Nothing may be dropped or altered: reproduce all the data.

======

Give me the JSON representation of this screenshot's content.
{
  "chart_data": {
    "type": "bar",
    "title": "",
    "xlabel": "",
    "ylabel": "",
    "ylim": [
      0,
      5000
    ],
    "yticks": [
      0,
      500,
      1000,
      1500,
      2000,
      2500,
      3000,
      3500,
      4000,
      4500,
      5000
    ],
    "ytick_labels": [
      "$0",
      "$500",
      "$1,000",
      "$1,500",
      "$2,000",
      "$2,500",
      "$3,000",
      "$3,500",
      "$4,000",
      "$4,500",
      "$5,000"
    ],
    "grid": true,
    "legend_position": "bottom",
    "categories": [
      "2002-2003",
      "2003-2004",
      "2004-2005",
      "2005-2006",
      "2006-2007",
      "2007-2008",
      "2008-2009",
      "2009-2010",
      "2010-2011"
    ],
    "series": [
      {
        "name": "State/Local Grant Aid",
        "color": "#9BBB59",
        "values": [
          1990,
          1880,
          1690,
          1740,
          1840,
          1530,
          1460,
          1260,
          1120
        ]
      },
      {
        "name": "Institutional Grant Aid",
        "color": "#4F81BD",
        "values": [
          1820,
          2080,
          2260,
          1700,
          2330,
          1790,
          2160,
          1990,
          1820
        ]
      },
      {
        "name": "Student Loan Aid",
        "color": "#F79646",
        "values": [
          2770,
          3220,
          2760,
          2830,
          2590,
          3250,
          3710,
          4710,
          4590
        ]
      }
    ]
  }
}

======

*Solution for this task*.
Give me the JSON representation of this screenshot's content.
{
  "chart_data": {
    "type": "bar",
    "title": "",
    "xlabel": "",
    "ylabel": "",
    "ylim": [
      0,
      5000
    ],
    "yticks": [
      0,
      500,
      1000,
      1500,
      2000,
      2500,
      3000,
      3500,
      4000,
      4500,
      5000
    ],
    "ytick_labels": [
      "$0",
      "$500",
      "$1,000",
      "$1,500",
      "$2,000",
      "$2,500",
      "$3,000",
      "$3,500",
      "$4,000",
      "$4,500",
      "$5,000"
    ],
    "grid": true,
    "legend_position": "bottom",
    "categories": [
      "2002-2003",
      "2003-2004",
      "2004-2005",
      "2005-2006",
      "2006-2007",
      "2007-2008",
      "2008-2009",
      "2009-2010",
      "2010-2011"
    ],
    "series": [
      {
        "name": "State/Local Grant Aid",
        "color": "#9BBB59",
        "values": [
          1990,
          1880,
          1690,
          1740,
          1840,
          1530,
          1460,
          1260,
          1120
        ]
      },
      {
        "name": "Institutional Grant Aid",
        "color": "#4F81BD",
        "values": [
          1820,
          2080,
          2260,
          1700,
          2330,
          1790,
          2160,
          1990,
          1820
        ]
      },
      {
        "name": "Student Loan Aid",
        "color": "#F79646",
        "values": [
          2770,
          3220,
          2760,
          2830,
          2590,
          3250,
          3710,
          4710,
          4590
        ]
      }
    ]
  }
}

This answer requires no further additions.